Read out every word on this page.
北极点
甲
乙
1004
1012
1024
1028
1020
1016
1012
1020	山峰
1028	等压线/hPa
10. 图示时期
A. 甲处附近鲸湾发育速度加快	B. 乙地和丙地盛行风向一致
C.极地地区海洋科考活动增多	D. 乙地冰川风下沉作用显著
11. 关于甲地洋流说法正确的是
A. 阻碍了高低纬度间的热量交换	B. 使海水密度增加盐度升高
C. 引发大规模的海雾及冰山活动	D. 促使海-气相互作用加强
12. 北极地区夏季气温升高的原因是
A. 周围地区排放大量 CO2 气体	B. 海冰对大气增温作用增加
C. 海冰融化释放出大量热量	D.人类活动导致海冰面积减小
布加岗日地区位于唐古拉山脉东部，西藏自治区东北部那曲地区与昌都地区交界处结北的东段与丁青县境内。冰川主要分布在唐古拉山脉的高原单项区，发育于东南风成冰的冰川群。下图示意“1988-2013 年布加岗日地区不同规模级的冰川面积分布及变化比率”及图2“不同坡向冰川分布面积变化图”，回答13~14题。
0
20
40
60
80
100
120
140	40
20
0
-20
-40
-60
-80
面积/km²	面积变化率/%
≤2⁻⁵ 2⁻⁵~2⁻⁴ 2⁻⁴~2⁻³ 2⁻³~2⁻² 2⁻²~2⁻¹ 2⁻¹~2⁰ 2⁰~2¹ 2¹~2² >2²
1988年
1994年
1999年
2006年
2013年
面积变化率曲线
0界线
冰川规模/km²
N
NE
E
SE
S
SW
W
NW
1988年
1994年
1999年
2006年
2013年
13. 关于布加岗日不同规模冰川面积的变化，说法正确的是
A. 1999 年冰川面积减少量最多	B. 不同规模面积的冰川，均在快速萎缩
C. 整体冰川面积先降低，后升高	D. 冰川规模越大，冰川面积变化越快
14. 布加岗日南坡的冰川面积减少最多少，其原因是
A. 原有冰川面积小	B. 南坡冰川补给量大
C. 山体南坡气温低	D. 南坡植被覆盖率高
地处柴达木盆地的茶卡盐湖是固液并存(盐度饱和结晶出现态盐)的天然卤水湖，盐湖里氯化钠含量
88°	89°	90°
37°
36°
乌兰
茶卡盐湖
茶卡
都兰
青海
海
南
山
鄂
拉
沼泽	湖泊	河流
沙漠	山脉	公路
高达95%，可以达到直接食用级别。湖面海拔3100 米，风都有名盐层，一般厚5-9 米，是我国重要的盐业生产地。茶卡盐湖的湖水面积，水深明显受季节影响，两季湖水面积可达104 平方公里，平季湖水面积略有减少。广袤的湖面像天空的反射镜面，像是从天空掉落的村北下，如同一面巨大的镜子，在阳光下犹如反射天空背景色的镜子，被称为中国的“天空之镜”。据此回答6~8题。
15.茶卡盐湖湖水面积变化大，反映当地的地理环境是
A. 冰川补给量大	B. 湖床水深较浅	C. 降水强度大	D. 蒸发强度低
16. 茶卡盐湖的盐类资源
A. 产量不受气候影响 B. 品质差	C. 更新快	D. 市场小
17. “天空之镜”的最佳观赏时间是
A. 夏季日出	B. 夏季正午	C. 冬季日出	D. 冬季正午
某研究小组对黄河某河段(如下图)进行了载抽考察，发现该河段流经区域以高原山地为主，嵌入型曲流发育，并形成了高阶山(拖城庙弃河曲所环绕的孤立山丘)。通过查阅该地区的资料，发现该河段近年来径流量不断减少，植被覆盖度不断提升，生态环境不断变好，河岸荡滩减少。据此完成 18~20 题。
==============================
**Problem statement:**
Every entry should be output exactly as written, please.

**Finished task:**
Read out every word on this page.
北极点
甲
乙
1004
1012
1024
1028
1020
1016
1012
1020	山峰
1028	等压线/hPa
10. 图示时期
A. 甲处附近鲸湾发育速度加快	B. 乙地和丙地盛行风向一致
C.极地地区海洋科考活动增多	D. 乙地冰川风下沉作用显著
11. 关于甲地洋流说法正确的是
A. 阻碍了高低纬度间的热量交换	B. 使海水密度增加盐度升高
C. 引发大规模的海雾及冰山活动	D. 促使海-气相互作用加强
12. 北极地区夏季气温升高的原因是
A. 周围地区排放大量 CO2 气体	B. 海冰对大气增温作用增加
C. 海冰融化释放出大量热量	D.人类活动导致海冰面积减小
布加岗日地区位于唐古拉山脉东部，西藏自治区东北部那曲地区与昌都地区交界处结北的东段与丁青县境内。冰川主要分布在唐古拉山脉的高原单项区，发育于东南风成冰的冰川群。下图示意“1988-2013 年布加岗日地区不同规模级的冰川面积分布及变化比率”及图2“不同坡向冰川分布面积变化图”，回答13~14题。
0
20
40
60
80
100
120
140	40
20
0
-20
-40
-60
-80
面积/km²	面积变化率/%
≤2⁻⁵ 2⁻⁵~2⁻⁴ 2⁻⁴~2⁻³ 2⁻³~2⁻² 2⁻²~2⁻¹ 2⁻¹~2⁰ 2⁰~2¹ 2¹~2² >2²
1988年
1994年
1999年
2006年
2013年
面积变化率曲线
0界线
冰川规模/km²
N
NE
E
SE
S
SW
W
NW
1988年
1994年
1999年
2006年
2013年
13. 关于布加岗日不同规模冰川面积的变化，说法正确的是
A. 1999 年冰川面积减少量最多	B. 不同规模面积的冰川，均在快速萎缩
C. 整体冰川面积先降低，后升高	D. 冰川规模越大，冰川面积变化越快
14. 布加岗日南坡的冰川面积减少最多少，其原因是
A. 原有冰川面积小	B. 南坡冰川补给量大
C. 山体南坡气温低	D. 南坡植被覆盖率高
地处柴达木盆地的茶卡盐湖是固液并存(盐度饱和结晶出现态盐)的天然卤水湖，盐湖里氯化钠含量
88°	89°	90°
37°
36°
乌兰
茶卡盐湖
茶卡
都兰
青海
海
南
山
鄂
拉
沼泽	湖泊	河流
沙漠	山脉	公路
高达95%，可以达到直接食用级别。湖面海拔3100 米，风都有名盐层，一般厚5-9 米，是我国重要的盐业生产地。茶卡盐湖的湖水面积，水深明显受季节影响，两季湖水面积可达104 平方公里，平季湖水面积略有减少。广袤的湖面像天空的反射镜面，像是从天空掉落的村北下，如同一面巨大的镜子，在阳光下犹如反射天空背景色的镜子，被称为中国的“天空之镜”。据此回答6~8题。
15.茶卡盐湖湖水面积变化大，反映当地的地理环境是
A. 冰川补给量大	B. 湖床水深较浅	C. 降水强度大	D. 蒸发强度低
16. 茶卡盐湖的盐类资源
A. 产量不受气候影响 B. 品质差	C. 更新快	D. 市场小
17. “天空之镜”的最佳观赏时间是
A. 夏季日出	B. 夏季正午	C. 冬季日出	D. 冬季正午
某研究小组对黄河某河段(如下图)进行了载抽考察，发现该河段流经区域以高原山地为主，嵌入型曲流发育，并形成了高阶山(拖城庙弃河曲所环绕的孤立山丘)。通过查阅该地区的资料，发现该河段近年来径流量不断减少，植被覆盖度不断提升，生态环境不断变好，河岸荡滩减少。据此完成 18~20 题。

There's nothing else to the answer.